◆ **Given data**:
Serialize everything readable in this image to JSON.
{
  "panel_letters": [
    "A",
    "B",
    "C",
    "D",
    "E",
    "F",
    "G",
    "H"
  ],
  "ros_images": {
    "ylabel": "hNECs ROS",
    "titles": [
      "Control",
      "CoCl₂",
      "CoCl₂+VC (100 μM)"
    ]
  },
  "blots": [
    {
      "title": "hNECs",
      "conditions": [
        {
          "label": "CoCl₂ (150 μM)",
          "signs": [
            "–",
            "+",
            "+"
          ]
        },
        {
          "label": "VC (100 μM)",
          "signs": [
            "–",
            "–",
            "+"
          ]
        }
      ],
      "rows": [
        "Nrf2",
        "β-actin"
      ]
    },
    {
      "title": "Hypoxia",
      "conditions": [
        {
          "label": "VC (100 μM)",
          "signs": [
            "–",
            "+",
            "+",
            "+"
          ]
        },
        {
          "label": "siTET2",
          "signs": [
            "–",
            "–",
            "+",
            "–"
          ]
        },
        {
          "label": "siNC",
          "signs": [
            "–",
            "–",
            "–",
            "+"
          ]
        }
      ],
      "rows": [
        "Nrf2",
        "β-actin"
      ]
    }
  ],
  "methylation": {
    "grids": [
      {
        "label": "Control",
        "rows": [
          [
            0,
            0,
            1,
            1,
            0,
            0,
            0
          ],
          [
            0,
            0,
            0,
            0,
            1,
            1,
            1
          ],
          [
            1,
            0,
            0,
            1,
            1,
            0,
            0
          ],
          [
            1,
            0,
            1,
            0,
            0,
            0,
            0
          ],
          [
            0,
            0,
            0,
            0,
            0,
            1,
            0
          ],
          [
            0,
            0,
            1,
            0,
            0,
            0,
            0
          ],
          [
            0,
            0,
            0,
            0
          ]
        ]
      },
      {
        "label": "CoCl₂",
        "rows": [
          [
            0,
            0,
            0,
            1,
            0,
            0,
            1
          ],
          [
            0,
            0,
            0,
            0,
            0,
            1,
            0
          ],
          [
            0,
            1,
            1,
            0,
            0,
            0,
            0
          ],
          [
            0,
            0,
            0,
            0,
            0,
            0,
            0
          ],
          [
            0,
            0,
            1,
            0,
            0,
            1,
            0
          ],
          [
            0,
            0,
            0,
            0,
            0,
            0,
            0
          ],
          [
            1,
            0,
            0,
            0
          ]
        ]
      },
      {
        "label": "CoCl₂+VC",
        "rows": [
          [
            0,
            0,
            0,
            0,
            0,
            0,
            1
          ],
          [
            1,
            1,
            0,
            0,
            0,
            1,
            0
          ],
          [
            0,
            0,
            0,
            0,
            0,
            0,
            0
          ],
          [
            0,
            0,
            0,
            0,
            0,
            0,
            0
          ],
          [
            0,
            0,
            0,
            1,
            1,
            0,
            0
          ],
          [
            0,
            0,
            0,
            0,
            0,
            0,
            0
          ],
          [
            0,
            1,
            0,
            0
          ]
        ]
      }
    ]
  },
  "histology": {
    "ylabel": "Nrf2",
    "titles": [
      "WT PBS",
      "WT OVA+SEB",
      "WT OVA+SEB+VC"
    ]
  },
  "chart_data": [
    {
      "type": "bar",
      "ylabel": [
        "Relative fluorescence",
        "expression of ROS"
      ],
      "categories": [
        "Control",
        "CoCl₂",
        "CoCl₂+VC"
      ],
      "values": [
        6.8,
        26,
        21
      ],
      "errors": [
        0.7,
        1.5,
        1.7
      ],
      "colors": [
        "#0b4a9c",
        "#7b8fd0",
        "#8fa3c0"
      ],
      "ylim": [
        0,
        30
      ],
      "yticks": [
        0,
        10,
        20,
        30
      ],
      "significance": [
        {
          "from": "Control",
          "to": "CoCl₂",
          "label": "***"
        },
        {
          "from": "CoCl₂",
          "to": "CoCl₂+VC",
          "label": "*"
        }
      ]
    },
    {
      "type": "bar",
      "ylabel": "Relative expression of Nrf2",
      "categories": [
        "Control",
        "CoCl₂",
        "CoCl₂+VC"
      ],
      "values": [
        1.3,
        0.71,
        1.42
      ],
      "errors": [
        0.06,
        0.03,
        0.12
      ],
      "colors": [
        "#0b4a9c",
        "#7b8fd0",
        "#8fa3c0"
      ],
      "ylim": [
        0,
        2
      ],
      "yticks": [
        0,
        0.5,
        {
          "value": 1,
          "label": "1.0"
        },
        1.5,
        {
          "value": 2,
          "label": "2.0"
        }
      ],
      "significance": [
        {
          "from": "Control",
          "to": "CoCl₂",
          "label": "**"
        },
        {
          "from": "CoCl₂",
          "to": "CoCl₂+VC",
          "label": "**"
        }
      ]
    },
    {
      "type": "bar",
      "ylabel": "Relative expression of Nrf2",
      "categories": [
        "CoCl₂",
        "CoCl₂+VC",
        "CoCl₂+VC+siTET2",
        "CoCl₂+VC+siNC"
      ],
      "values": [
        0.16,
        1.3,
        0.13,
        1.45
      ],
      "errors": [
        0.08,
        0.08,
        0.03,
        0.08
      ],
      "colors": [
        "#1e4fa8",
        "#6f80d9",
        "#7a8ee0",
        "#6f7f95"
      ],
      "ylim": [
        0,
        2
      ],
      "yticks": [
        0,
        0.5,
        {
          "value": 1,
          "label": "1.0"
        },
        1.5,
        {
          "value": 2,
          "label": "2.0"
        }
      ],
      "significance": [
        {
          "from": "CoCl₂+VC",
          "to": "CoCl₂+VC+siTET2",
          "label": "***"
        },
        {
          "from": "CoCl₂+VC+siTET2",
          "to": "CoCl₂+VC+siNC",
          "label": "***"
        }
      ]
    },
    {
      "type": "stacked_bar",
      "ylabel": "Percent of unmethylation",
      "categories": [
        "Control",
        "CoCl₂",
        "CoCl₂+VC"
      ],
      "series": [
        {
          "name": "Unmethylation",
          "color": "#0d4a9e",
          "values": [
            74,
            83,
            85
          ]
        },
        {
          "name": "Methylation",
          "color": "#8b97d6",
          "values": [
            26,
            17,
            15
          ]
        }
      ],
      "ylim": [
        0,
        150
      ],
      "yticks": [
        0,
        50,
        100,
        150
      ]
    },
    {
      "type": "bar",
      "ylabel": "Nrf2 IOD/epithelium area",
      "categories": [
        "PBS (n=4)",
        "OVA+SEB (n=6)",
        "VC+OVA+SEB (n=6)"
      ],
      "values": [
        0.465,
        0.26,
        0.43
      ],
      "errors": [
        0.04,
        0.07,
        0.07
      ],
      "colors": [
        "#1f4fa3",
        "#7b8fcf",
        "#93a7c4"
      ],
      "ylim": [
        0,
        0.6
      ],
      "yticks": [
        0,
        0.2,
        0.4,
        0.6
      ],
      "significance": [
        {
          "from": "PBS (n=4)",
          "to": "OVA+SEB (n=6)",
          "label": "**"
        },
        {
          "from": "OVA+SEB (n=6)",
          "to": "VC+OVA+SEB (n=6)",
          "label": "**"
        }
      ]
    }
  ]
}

◆ **To do**: Take the data above and return it exactly.

◆ **Output for this task**:
Serialize everything readable in this image to JSON.
{
  "panel_letters": [
    "A",
    "B",
    "C",
    "D",
    "E",
    "F",
    "G",
    "H"
  ],
  "ros_images": {
    "ylabel": "hNECs ROS",
    "titles": [
      "Control",
      "CoCl₂",
      "CoCl₂+VC (100 μM)"
    ]
  },
  "blots": [
    {
      "title": "hNECs",
      "conditions": [
        {
          "label": "CoCl₂ (150 μM)",
          "signs": [
            "–",
            "+",
            "+"
          ]
        },
        {
          "label": "VC (100 μM)",
          "signs": [
            "–",
            "–",
            "+"
          ]
        }
      ],
      "rows": [
        "Nrf2",
        "β-actin"
      ]
    },
    {
      "title": "Hypoxia",
      "conditions": [
        {
          "label": "VC (100 μM)",
          "signs": [
            "–",
            "+",
            "+",
            "+"
          ]
        },
        {
          "label": "siTET2",
          "signs": [
            "–",
            "–",
            "+",
            "–"
          ]
        },
        {
          "label": "siNC",
          "signs": [
            "–",
            "–",
            "–",
            "+"
          ]
        }
      ],
      "rows": [
        "Nrf2",
        "β-actin"
      ]
    }
  ],
  "methylation": {
    "grids": [
      {
        "label": "Control",
        "rows": [
          [
            0,
            0,
            1,
            1,
            0,
            0,
            0
          ],
          [
            0,
            0,
            0,
            0,
            1,
            1,
            1
          ],
          [
            1,
            0,
            0,
            1,
            1,
            0,
            0
          ],
          [
            1,
            0,
            1,
            0,
            0,
            0,
            0
          ],
          [
            0,
            0,
            0,
            0,
            0,
            1,
            0
          ],
          [
            0,
            0,
            1,
            0,
            0,
            0,
            0
          ],
          [
            0,
            0,
            0,
            0
          ]
        ]
      },
      {
        "label": "CoCl₂",
        "rows": [
          [
            0,
            0,
            0,
            1,
            0,
            0,
            1
          ],
          [
            0,
            0,
            0,
            0,
            0,
            1,
            0
          ],
          [
            0,
            1,
            1,
            0,
            0,
            0,
            0
          ],
          [
            0,
            0,
            0,
            0,
            0,
            0,
            0
          ],
          [
            0,
            0,
            1,
            0,
            0,
            1,
            0
          ],
          [
            0,
            0,
            0,
            0,
            0,
            0,
            0
          ],
          [
            1,
            0,
            0,
            0
          ]
        ]
      },
      {
        "label": "CoCl₂+VC",
        "rows": [
          [
            0,
            0,
            0,
            0,
            0,
            0,
            1
          ],
          [
            1,
            1,
            0,
            0,
            0,
            1,
            0
          ],
          [
            0,
            0,
            0,
            0,
            0,
            0,
            0
          ],
          [
            0,
            0,
            0,
            0,
            0,
            0,
            0
          ],
          [
            0,
            0,
            0,
            1,
            1,
            0,
            0
          ],
          [
            0,
            0,
            0,
            0,
            0,
            0,
            0
          ],
          [
            0,
            1,
            0,
            0
          ]
        ]
      }
    ]
  },
  "histology": {
    "ylabel": "Nrf2",
    "titles": [
      "WT PBS",
      "WT OVA+SEB",
      "WT OVA+SEB+VC"
    ]
  },
  "chart_data": [
    {
      "type": "bar",
      "ylabel": [
        "Relative fluorescence",
        "expression of ROS"
      ],
      "categories": [
        "Control",
        "CoCl₂",
        "CoCl₂+VC"
      ],
      "values": [
        6.8,
        26,
        21
      ],
      "errors": [
        0.7,
        1.5,
        1.7
      ],
      "colors": [
        "#0b4a9c",
        "#7b8fd0",
        "#8fa3c0"
      ],
      "ylim": [
        0,
        30
      ],
      "yticks": [
        0,
        10,
        20,
        30
      ],
      "significance": [
        {
          "from": "Control",
          "to": "CoCl₂",
          "label": "***"
        },
        {
          "from": "CoCl₂",
          "to": "CoCl₂+VC",
          "label": "*"
        }
      ]
    },
    {
      "type": "bar",
      "ylabel": "Relative expression of Nrf2",
      "categories": [
        "Control",
        "CoCl₂",
        "CoCl₂+VC"
      ],
      "values": [
        1.3,
        0.71,
        1.42
      ],
      "errors": [
        0.06,
        0.03,
        0.12
      ],
      "colors": [
        "#0b4a9c",
        "#7b8fd0",
        "#8fa3c0"
      ],
      "ylim": [
        0,
        2
      ],
      "yticks": [
        0,
        0.5,
        {
          "value": 1,
          "label": "1.0"
        },
        1.5,
        {
          "value": 2,
          "label": "2.0"
        }
      ],
      "significance": [
        {
          "from": "Control",
          "to": "CoCl₂",
          "label": "**"
        },
        {
          "from": "CoCl₂",
          "to": "CoCl₂+VC",
          "label": "**"
        }
      ]
    },
    {
      "type": "bar",
      "ylabel": "Relative expression of Nrf2",
      "categories": [
        "CoCl₂",
        "CoCl₂+VC",
        "CoCl₂+VC+siTET2",
        "CoCl₂+VC+siNC"
      ],
      "values": [
        0.16,
        1.3,
        0.13,
        1.45
      ],
      "errors": [
        0.08,
        0.08,
        0.03,
        0.08
      ],
      "colors": [
        "#1e4fa8",
        "#6f80d9",
        "#7a8ee0",
        "#6f7f95"
      ],
      "ylim": [
        0,
        2
      ],
      "yticks": [
        0,
        0.5,
        {
          "value": 1,
          "label": "1.0"
        },
        1.5,
        {
          "value": 2,
          "label": "2.0"
        }
      ],
      "significance": [
        {
          "from": "CoCl₂+VC",
          "to": "CoCl₂+VC+siTET2",
          "label": "***"
        },
        {
          "from": "CoCl₂+VC+siTET2",
          "to": "CoCl₂+VC+siNC",
          "label": "***"
        }
      ]
    },
    {
      "type": "stacked_bar",
      "ylabel": "Percent of unmethylation",
      "categories": [
        "Control",
        "CoCl₂",
        "CoCl₂+VC"
      ],
      "series": [
        {
          "name": "Unmethylation",
          "color": "#0d4a9e",
          "values": [
            74,
            83,
            85
          ]
        },
        {
          "name": "Methylation",
          "color": "#8b97d6",
          "values": [
            26,
            17,
            15
          ]
        }
      ],
      "ylim": [
        0,
        150
      ],
      "yticks": [
        0,
        50,
        100,
        150
      ]
    },
    {
      "type": "bar",
      "ylabel": "Nrf2 IOD/epithelium area",
      "categories": [
        "PBS (n=4)",
        "OVA+SEB (n=6)",
        "VC+OVA+SEB (n=6)"
      ],
      "values": [
        0.465,
        0.26,
        0.43
      ],
      "errors": [
        0.04,
        0.07,
        0.07
      ],
      "colors": [
        "#1f4fa3",
        "#7b8fcf",
        "#93a7c4"
      ],
      "ylim": [
        0,
        0.6
      ],
      "yticks": [
        0,
        0.2,
        0.4,
        0.6
      ],
      "significance": [
        {
          "from": "PBS (n=4)",
          "to": "OVA+SEB (n=6)",
          "label": "**"
        },
        {
          "from": "OVA+SEB (n=6)",
          "to": "VC+OVA+SEB (n=6)",
          "label": "**"
        }
      ]
    }
  ]
}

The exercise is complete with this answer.